» **Short exercise**: Filter the data below for the string "amet" and copy each matching line.

» **Dataset**:

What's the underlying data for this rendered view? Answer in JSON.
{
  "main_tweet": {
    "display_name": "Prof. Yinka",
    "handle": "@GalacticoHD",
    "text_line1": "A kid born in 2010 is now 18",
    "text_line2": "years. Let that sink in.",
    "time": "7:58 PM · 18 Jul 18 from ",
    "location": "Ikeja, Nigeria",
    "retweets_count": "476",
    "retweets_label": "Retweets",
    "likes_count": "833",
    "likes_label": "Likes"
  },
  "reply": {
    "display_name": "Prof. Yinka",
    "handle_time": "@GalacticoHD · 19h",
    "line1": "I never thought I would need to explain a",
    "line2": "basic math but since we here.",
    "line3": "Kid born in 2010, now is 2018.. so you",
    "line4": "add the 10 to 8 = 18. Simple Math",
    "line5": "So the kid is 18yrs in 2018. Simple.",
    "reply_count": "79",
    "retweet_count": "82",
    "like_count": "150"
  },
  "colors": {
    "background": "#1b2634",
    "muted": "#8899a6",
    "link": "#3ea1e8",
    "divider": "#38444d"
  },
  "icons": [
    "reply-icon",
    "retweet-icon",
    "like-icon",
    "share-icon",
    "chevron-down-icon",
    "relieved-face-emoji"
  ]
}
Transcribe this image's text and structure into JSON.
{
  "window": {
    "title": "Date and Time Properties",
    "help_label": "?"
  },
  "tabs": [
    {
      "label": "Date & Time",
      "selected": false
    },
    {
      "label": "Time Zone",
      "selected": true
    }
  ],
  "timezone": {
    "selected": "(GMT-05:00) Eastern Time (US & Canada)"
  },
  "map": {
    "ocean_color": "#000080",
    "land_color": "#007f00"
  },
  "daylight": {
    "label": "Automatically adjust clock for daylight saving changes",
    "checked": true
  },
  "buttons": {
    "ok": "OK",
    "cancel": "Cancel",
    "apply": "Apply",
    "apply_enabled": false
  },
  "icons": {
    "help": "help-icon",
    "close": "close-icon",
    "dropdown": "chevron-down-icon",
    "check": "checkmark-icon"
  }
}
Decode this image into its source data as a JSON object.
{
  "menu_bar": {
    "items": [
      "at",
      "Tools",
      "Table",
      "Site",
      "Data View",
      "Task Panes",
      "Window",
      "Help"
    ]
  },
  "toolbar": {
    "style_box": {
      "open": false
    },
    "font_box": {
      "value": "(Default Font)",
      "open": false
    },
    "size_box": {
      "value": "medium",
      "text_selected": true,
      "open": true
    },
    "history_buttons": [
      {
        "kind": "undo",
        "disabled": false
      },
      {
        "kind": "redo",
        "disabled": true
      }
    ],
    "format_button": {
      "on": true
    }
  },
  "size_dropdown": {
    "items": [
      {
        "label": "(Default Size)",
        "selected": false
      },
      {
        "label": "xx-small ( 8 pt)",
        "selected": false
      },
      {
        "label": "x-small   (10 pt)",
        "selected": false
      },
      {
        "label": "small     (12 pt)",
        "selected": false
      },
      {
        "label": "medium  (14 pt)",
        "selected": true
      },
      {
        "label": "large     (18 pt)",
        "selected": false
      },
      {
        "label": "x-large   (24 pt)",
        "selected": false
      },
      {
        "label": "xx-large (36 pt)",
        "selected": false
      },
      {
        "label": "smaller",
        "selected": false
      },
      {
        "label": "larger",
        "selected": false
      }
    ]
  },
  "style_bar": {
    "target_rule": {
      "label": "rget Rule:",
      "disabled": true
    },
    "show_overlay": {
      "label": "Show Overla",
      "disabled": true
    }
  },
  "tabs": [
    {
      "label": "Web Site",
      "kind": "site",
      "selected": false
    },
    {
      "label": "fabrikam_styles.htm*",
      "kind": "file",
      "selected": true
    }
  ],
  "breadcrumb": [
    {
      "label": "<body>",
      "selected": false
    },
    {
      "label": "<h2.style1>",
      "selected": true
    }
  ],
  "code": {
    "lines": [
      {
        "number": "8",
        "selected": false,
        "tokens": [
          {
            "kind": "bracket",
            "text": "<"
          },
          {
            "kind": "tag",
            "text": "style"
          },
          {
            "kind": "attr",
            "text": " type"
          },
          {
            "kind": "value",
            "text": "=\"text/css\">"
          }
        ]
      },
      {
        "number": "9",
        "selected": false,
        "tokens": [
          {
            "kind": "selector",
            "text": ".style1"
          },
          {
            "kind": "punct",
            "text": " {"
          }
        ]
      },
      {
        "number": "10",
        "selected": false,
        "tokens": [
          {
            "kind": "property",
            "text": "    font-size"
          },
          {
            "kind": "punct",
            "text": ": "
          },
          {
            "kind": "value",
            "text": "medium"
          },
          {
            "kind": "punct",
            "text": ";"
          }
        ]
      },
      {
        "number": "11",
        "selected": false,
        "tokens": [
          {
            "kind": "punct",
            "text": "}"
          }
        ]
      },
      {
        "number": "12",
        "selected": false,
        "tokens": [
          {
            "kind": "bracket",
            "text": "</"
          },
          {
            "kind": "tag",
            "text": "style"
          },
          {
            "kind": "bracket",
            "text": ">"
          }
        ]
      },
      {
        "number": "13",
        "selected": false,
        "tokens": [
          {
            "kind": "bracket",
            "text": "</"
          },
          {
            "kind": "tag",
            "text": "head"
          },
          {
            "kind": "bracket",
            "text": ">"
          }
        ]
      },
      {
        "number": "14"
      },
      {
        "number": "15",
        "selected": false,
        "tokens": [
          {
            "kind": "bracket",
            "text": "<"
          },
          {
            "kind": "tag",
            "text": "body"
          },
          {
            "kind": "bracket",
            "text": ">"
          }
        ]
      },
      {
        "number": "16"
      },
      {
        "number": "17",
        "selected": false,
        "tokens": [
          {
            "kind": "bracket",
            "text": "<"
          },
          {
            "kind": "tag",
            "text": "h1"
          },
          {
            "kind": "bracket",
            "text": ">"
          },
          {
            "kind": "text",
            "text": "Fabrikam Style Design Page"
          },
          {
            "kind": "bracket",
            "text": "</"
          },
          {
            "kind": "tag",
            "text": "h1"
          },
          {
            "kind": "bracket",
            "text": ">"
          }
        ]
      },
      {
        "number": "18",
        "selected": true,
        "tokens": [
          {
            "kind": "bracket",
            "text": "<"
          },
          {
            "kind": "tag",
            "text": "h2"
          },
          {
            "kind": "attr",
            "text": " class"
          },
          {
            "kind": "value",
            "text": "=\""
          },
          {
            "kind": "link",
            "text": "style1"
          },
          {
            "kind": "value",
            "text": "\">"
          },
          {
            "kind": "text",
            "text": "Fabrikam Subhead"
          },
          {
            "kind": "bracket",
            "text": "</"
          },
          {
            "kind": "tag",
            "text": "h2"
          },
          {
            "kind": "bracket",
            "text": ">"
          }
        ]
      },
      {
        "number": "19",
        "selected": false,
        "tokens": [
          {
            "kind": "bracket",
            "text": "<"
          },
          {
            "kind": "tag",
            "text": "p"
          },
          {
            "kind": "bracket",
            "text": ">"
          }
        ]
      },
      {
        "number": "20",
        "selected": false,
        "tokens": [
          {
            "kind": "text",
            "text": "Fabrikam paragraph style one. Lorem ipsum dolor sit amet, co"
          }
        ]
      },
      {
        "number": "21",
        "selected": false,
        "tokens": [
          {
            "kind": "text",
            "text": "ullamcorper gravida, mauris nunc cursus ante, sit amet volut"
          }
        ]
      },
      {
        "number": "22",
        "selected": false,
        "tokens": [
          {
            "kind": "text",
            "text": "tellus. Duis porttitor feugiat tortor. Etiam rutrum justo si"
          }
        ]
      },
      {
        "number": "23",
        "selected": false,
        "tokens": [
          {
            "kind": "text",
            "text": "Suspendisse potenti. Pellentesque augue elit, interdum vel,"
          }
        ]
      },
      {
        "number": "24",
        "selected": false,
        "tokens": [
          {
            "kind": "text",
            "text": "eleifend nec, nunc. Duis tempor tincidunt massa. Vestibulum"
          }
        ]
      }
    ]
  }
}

» **Result of this task**:
            "text": "Fabrikam paragraph style one. Lorem ipsum dolor sit amet, co"
            "text": "ullamcorper gravida, mauris nunc cursus ante, sit amet volut"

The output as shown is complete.